Bring together all lines of the material below that contain the string "heading".

● ● ● ●

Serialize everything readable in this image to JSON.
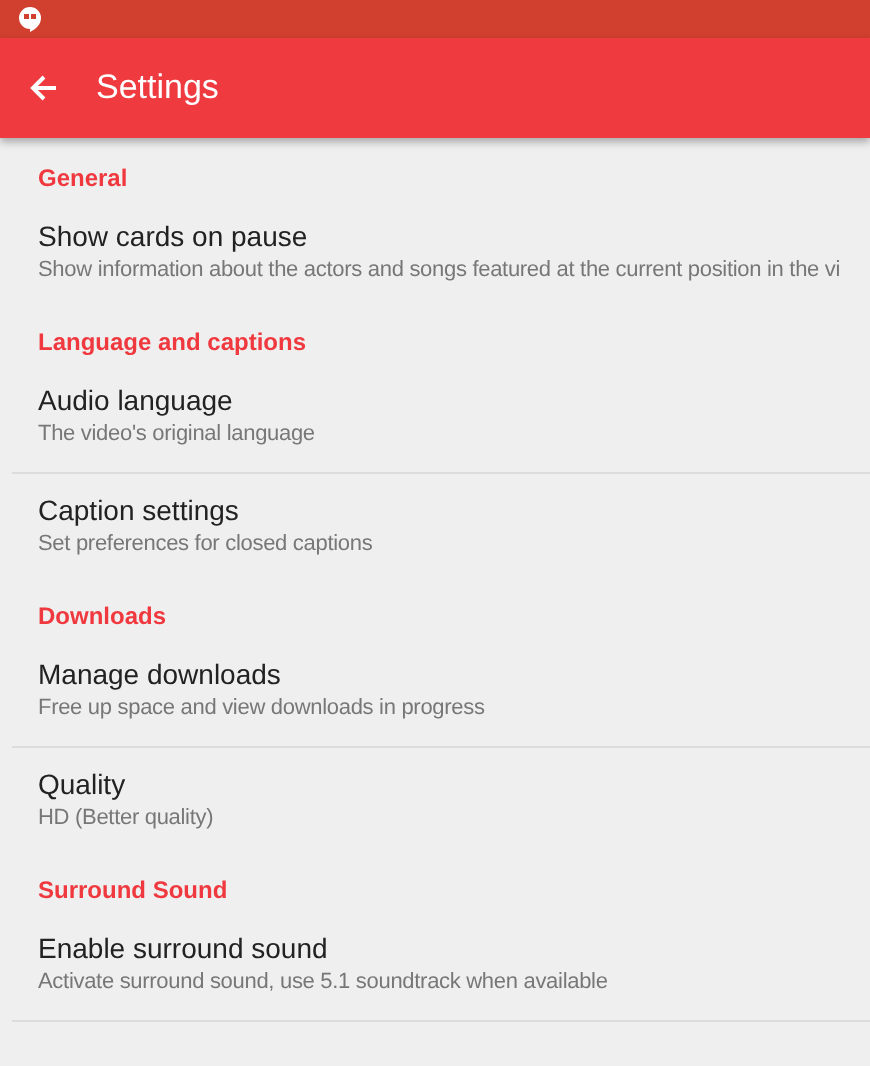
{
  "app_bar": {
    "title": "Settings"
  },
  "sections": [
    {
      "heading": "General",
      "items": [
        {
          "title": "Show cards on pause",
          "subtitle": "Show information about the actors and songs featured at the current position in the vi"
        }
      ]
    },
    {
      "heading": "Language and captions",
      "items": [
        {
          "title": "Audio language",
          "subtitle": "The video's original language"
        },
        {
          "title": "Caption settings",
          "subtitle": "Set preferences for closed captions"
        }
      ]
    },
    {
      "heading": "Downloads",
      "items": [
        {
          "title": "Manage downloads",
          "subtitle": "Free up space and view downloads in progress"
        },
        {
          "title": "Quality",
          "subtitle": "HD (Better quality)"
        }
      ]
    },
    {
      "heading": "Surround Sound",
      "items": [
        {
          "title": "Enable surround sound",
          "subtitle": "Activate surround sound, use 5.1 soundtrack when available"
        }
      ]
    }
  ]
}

● ● ● ●

EXPECTED ANSWER =>
      "heading": "General",
      "heading": "Language and captions",
      "heading": "Downloads",
      "heading": "Surround Sound",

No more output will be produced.